Copy out all lines in the data below containing the string "MEON".
────────
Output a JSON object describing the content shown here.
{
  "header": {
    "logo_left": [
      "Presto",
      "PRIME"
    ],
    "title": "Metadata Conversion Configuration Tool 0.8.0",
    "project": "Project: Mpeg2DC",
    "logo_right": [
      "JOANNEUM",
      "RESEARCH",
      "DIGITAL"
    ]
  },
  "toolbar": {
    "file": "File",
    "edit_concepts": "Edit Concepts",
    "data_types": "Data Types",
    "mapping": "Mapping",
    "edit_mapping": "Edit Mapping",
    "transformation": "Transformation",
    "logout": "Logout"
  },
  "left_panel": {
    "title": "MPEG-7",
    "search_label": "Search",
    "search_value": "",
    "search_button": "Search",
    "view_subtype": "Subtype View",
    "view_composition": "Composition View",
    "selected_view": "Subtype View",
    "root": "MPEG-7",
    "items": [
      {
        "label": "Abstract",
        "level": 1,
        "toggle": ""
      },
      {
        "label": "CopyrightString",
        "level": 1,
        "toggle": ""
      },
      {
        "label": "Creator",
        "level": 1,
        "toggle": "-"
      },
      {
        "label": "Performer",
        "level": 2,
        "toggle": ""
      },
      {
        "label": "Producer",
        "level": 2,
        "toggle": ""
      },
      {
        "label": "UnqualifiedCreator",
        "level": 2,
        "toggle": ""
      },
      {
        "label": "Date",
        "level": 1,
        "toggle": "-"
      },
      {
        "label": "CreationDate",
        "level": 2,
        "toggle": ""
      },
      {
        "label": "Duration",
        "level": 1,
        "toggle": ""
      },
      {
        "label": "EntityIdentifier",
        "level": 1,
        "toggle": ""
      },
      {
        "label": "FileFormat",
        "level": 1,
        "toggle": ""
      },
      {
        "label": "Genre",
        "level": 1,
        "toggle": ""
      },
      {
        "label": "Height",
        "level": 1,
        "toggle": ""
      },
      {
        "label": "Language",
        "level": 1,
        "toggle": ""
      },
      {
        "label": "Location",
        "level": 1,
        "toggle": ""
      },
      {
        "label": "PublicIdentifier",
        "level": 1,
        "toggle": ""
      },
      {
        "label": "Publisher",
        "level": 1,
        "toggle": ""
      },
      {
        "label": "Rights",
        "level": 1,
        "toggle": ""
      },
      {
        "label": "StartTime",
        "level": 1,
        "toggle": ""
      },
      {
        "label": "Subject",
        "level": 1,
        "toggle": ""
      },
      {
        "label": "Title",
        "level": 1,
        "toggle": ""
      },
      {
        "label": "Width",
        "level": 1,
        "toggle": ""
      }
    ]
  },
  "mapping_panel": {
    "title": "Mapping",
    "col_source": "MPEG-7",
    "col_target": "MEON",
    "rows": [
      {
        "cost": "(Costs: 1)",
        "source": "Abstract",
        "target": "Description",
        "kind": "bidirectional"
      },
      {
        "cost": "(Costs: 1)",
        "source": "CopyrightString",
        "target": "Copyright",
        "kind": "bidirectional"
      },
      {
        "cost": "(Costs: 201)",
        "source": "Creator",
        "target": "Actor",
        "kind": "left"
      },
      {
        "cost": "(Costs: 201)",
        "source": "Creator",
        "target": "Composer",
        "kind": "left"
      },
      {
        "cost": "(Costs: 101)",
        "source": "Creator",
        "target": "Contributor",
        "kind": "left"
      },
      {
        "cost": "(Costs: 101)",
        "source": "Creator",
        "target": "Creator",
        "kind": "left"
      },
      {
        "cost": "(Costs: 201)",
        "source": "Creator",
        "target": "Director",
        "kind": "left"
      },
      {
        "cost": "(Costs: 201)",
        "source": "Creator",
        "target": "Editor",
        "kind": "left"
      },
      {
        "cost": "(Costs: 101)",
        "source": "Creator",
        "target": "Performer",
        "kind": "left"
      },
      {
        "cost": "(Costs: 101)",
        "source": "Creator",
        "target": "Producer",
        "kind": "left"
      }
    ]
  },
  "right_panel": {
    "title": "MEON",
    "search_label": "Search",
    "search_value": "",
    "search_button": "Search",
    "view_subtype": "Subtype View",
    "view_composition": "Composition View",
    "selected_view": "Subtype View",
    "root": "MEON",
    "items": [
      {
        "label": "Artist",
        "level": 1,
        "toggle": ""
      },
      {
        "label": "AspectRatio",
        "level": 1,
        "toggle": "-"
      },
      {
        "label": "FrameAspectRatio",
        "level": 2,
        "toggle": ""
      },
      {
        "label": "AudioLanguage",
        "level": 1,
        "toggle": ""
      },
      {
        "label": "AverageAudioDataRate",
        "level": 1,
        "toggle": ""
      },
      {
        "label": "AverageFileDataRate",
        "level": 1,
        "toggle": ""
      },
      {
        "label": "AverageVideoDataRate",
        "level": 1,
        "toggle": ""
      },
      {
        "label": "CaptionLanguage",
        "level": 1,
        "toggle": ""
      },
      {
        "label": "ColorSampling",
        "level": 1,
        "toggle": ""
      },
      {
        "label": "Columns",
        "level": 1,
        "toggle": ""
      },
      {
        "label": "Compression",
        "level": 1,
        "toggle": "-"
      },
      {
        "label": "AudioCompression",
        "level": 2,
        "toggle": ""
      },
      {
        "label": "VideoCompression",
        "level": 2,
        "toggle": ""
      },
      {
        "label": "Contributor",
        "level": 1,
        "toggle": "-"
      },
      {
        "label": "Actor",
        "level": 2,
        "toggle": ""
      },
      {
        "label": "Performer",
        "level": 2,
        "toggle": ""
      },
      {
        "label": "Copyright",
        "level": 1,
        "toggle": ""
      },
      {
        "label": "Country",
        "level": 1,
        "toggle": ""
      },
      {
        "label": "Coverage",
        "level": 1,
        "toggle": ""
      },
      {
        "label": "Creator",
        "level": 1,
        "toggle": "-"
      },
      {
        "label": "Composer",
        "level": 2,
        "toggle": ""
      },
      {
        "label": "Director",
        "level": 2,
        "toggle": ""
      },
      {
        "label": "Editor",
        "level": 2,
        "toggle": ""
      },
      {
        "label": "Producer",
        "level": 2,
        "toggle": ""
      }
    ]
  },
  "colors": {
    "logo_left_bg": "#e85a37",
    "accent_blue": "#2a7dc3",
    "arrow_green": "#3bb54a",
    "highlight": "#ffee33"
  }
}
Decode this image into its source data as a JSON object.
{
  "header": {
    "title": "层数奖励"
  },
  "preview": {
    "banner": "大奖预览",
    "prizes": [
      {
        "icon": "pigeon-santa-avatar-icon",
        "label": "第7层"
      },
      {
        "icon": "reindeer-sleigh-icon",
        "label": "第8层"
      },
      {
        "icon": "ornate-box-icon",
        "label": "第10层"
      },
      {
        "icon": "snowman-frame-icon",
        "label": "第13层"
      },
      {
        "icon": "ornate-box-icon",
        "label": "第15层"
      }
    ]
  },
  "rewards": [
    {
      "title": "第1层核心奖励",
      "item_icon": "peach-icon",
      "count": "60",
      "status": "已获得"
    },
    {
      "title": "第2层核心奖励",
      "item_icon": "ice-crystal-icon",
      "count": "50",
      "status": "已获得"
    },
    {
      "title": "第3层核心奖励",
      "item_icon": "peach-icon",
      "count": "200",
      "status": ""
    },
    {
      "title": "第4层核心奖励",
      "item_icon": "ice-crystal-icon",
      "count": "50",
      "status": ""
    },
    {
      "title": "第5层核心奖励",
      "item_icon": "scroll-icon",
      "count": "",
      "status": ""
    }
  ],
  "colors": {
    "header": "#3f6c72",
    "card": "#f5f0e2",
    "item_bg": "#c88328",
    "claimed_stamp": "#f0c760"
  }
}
────────
### Task solution
    "col_target": "MEON",
    "title": "MEON",
    "root": "MEON",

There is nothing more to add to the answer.